#### JOBS
**A)** Retype a passage from the blog post on whether belief in God can be commanded without changing a word. Begin at the words "Or love of God" and stop after "shall thou swear.".
**B)** According to the blog post on whether belief in God can be commanded, scripture uses other terms in place of a command to believe. List each of them.
**C)** Answer from the blog post on whether belief in God can be commanded:
(i) Who counts belief in God as a Mitzvat Asseh?
(ii) Which Hebrew root did the author search for in the concordance?
(iii) Which field of study does the author offer as a parallel to arriving at Emunah?

#### SOURCE EXTRACT
Friday, September 07, 2007

How can one be commanded to believe?

The discussion whether believing in God can be commanded is an old one and already Rambam and Ramban discuss it. Rambam counts it as a Mitzvat Asseh while Ramban notes that the Behag does not, explaining that it is a general principle of accepting the yoke of heaven which is the reason for all Mitzvot. The argument is much more subtle than appears at first blush, as we will see.

As I was driving home last night, it crossed my mind that I could not remember there being a command in Tanach to believe in God. Nowhere is Emunat Hashem a command in the scriptures. I checked in the concordance and confirmed it. There is no such command using the words which have the root אמן in the sense of a commandment related to belief in God. The words used are Yediah as in

אַתָּה הָרְאֵתָ לָדַעַת, כִּי יְהוָה הוּא הָאֱלֹהִים: אֵין עוֹד, מִלְּבַדּוֹ.

35 Unto thee it was shown, that thou might know that the LORD, He is God; there is none else beside Him.

Or love of God as in

ה וְאָהַבְתָּ, אֵת יְהוָה אֱלֹהֶיךָ, בְּכָל-לְבָבְךָ וּבְכָל-נַפְשְׁךָ, וּבְכָל-מְאֹדֶךָ.
5 And thou shall love the LORD thy God with all thy heart, and with all thy soul, and with all thy might.

Or to fear as in
יג אֶת-יְהוָה אֱלֹהֶיךָ תִּירָא, וְאֹתוֹ תַעֲבֹד; וּבִשְׁמוֹ, תִּשָּׁבֵעַ.
13 Thou shall fear the LORD thy God; and Him shall thou serve, and by His name shall thou swear.

Some bloggers where going at it earlier this week where one argued that one does not have to believe as long as one performs Mitzvot while R. Chaim B., ( and the two posts following this one), quoting Ramban and Rabbeinu Yonah argued that without belief where is Kabbalat Malchut Shamayim. I agree with R. Chaim B. but with a different twist. I also believe that I can pinpoint the problem that XGH and some other so-called skeptics are having and the source of their frustration, which comes through loud and clear. Let me explain:

To understand trigonometry and advanced mathematics one needs to know the basics and slowly progress until one gets the more difficult concepts. One certainly cannot comprehend advanced math, which is conceptual, without proper preparation. I do not understand it nor do I even have inkling what exactly it is all about. There is a parallel, though not exactly comparable, with believing in God. Emunah is a state that one has to arrive at. It is not an a priori state but one that a person has to grow into. How he arrives at it, what he believes about God, the God he believes in are the criteria for the kind of believer that person is. It is the goal of the whole Torah, the Mitzvot, the learning, even the Brisker Torah to bring us to some level of Emunah. So what is this process? How do we know that we are not deluding ourselves into believing a fairy tale? That fear, believing in a fantasy, is in fact the greatest challenge and the underlying meaning of Avodah Zara. It is exactly why Chazal tell us that Avodah Zara is the greatest challenge and is the sine qua non of the whole Torah. It is a misunderstanding that it has been eliminated nowadays (see this lucid explanation at ). People still believe in a fairy tale God!

#### SUPPLIED INFORMATION
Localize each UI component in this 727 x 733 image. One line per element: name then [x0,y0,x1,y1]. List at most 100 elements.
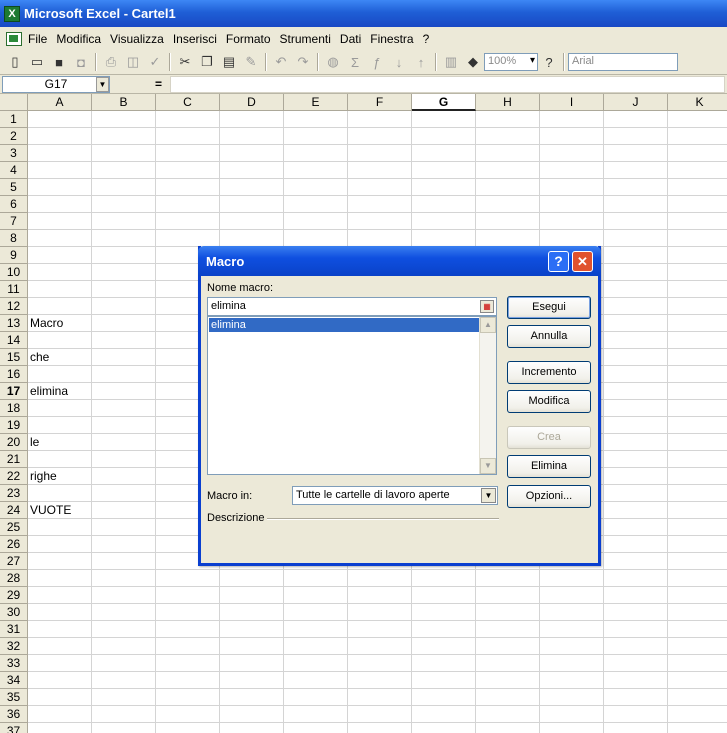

#### WORKED SOLUTIONS
**A)**
Or love of God as in

ה וְאָהַבְתָּ, אֵת יְהוָה אֱלֹהֶיךָ, בְּכָל-לְבָבְךָ וּבְכָל-נַפְשְׁךָ, וּבְכָל-מְאֹדֶךָ.
5 And thou shall love the LORD thy God with all thy heart, and with all thy soul, and with all thy might.

Or to fear as in
יג אֶת-יְהוָה אֱלֹהֶיךָ תִּירָא, וְאֹתוֹ תַעֲבֹד; וּבִשְׁמוֹ, תִּשָּׁבֵעַ.
13 Thou shall fear the LORD thy God; and Him shall thou serve, and by His name shall thou swear.

**B)**
Knowing God (Yediah)
Loving God
Fearing God

**C)**
(i) Rambam
(ii) אמן
(iii) Trigonometry and advanced mathematics